» **Record set**
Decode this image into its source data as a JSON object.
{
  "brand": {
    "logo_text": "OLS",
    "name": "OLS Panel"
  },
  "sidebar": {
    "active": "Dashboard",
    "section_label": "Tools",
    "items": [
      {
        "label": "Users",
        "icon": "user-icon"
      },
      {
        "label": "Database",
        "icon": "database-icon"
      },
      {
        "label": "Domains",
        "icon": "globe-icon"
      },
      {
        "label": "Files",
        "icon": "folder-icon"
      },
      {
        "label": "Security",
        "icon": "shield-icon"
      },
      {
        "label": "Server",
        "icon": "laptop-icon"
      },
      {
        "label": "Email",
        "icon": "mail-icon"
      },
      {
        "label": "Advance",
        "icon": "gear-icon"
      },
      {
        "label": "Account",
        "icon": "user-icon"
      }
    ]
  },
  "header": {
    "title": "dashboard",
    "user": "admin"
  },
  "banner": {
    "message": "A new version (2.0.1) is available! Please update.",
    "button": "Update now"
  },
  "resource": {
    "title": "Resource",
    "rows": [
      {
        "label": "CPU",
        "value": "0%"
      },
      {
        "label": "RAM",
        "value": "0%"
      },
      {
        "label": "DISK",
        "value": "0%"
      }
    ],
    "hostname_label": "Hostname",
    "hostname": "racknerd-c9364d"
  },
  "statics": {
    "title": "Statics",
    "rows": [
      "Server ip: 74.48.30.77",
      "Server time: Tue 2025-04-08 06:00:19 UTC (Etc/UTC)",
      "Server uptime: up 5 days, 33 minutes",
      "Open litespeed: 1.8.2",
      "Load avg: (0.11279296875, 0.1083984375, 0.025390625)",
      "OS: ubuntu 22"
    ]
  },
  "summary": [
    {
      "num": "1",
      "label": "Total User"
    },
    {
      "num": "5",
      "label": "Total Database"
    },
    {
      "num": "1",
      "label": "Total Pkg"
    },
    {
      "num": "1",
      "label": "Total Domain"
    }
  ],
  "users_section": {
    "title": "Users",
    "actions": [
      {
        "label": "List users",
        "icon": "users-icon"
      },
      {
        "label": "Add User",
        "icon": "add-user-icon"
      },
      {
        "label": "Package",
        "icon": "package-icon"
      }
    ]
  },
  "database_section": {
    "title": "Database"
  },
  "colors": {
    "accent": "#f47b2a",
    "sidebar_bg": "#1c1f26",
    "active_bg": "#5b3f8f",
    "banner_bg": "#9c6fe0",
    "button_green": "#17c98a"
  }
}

» **Written instruction**
Return the lines of the records that include the string "Total".

» **Answer to this problem**
      "label": "Total User"
      "label": "Total Database"
      "label": "Total Pkg"
      "label": "Total Domain"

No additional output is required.